Excerpt>
####################

My simplification assumes that temporary failures really /are/ temporary! I think my approach is robust in the face of probably the most common temporary failure I see as a list admin: a user running out of disk space for a period of several days or a week. Once they get a clue and free up some room, and deliveries start to succeed, I want them to get off probation. Ideally automatically, but as a failsafe, by the probation notices.

-Barry

Bob Puff＠＠NLE

1:32 a.m.

New subject: [Mailman-Users] Bounce Options

...

I agree. Mailman has a hard enough time now detecting the bounces; trying to parse out permanent vs non-permanent is IMHO wasted code. I think just setting the bounce numbers higher will let this automagically happen.

Bob

Chuq Von Rospach

7:46 p.m.

New subject: [Mailman-Users] Bounce Options

On 11/30/01 10:08 PM, "Dale Newfield" <Dale@Newfield.org> wrote:

...

What you might consider is this:

If the bounce is RFC compliant, it's fairly simple to determine "hard" and "soft" bounces, and since they are following the standards, it's not a huge amount of work. Treat a "soft" bounce as half a bounce. That gives the soft bounce twice as long to actually come into effect.

If the bounce is one of the many non-RFC compliant mail systems, treat everything as hard bounces. You don't spend the work trying to read their non-compliant tea leaves, and they have some quiet encouragement to get their act together and become RFC compliant.

...

It'd be really nice if bounce-nomail and user-nomail are separate modes, so we can tell the difference. Beyond that, what would be optimum for me is if bounces went to nomail mode, and then if they're still nomail 30 days later, deleted from the system. That gives a user a chance to "come back" without losing their subscription state, but not hang around forever....

####################

Extracted information>
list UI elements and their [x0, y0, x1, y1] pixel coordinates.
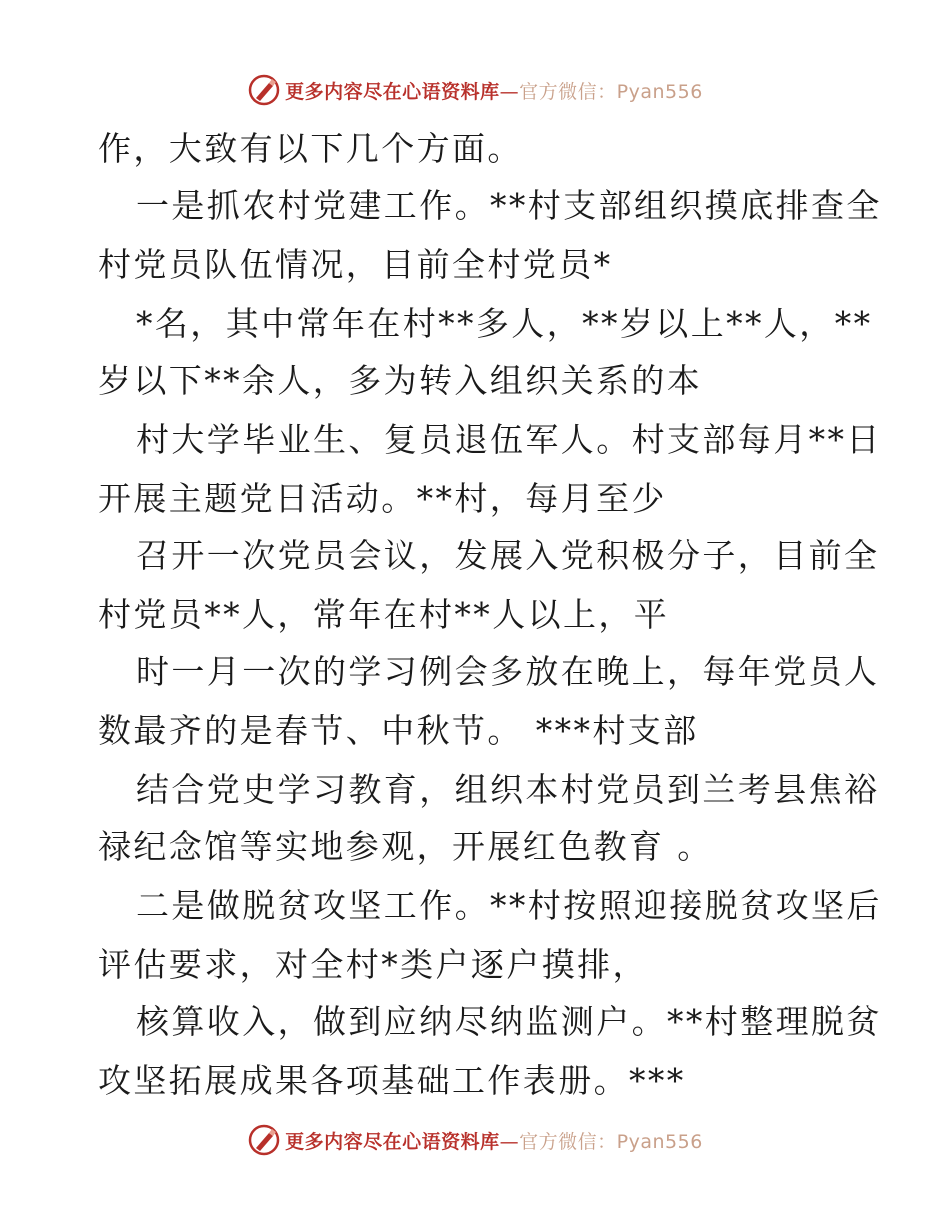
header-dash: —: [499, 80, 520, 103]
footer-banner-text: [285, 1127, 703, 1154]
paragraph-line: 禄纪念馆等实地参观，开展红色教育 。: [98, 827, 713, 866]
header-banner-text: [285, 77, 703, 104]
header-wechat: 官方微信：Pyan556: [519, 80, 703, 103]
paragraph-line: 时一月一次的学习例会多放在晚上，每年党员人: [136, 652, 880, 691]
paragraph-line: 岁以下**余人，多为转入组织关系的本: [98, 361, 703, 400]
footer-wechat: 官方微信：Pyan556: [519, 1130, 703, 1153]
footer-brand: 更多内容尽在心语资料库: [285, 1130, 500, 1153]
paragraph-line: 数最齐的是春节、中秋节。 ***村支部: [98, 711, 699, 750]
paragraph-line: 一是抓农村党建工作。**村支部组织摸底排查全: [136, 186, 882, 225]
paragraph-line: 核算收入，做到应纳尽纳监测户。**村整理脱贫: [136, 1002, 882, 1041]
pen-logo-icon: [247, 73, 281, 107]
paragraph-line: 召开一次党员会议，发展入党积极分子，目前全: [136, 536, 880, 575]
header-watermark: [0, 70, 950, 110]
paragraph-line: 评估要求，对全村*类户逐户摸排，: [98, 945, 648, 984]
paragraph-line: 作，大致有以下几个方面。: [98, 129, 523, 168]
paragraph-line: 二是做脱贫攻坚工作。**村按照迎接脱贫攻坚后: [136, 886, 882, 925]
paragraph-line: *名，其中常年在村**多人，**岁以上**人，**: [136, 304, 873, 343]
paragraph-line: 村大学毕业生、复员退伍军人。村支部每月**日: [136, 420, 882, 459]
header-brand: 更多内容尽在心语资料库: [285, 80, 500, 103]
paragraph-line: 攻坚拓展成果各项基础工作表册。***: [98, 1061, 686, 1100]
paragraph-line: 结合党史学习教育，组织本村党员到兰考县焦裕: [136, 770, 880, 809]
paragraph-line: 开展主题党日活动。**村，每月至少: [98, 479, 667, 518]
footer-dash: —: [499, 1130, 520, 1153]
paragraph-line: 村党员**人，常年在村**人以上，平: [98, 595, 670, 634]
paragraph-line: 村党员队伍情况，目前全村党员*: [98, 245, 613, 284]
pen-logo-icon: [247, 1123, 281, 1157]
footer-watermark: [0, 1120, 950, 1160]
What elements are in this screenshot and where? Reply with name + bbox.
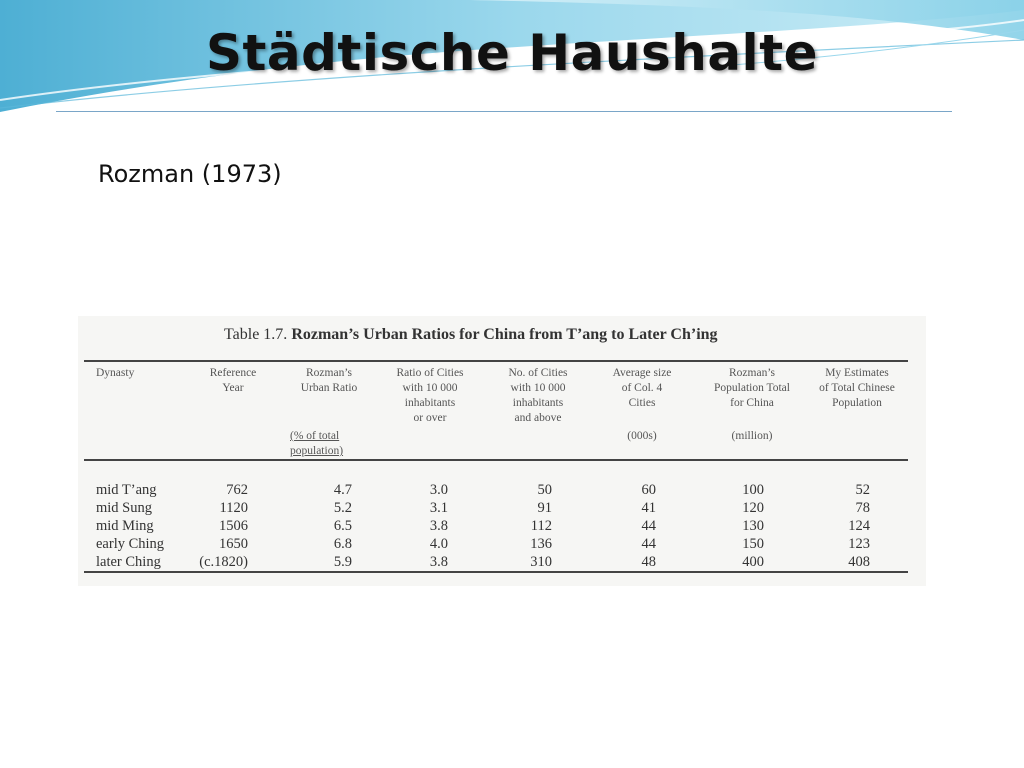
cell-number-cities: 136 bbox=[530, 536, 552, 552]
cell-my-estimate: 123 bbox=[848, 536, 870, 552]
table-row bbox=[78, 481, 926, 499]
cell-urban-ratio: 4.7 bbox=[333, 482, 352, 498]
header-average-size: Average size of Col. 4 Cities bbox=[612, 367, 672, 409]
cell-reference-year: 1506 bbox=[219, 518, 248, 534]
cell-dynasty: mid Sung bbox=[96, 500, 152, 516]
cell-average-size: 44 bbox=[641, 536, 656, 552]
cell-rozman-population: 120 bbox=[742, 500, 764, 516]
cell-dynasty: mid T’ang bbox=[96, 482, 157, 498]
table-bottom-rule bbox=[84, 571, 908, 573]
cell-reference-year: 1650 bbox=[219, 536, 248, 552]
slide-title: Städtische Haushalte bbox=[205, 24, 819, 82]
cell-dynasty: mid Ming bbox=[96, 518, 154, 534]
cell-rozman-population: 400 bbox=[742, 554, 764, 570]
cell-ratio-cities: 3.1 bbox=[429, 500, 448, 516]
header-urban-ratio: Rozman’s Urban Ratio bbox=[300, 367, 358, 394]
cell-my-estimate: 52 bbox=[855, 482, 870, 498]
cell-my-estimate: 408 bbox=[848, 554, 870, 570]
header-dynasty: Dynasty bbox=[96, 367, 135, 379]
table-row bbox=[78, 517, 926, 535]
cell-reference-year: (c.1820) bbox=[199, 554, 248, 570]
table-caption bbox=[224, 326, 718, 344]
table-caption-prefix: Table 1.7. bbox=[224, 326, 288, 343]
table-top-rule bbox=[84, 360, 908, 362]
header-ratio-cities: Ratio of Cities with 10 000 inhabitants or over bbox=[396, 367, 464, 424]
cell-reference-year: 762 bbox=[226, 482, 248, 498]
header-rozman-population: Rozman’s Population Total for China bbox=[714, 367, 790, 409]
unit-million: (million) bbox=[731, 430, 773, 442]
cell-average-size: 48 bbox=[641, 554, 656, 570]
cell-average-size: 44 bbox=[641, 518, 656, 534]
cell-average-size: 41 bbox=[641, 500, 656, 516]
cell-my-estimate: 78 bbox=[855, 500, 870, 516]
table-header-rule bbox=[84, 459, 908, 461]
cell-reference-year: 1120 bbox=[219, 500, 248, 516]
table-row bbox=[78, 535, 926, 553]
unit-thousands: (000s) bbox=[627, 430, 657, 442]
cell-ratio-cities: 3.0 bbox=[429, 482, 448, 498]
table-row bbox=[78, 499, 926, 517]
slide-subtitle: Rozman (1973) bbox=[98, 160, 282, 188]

####################

Given request>
Can you edit the stretch of the Mailman bounce thread from "It'd be really" through "hang around forever...." so that "30 days" becomes "14 days"?

Final result>
It'd be really nice if bounce-nomail and user-nomail are separate modes, so we can tell the difference. Beyond that, what would be optimum for me is if bounces went to nomail mode, and then if they're still nomail 14 days later, deleted from the system. That gives a user a chance to "come back" without losing their subscription state, but not hang around forever....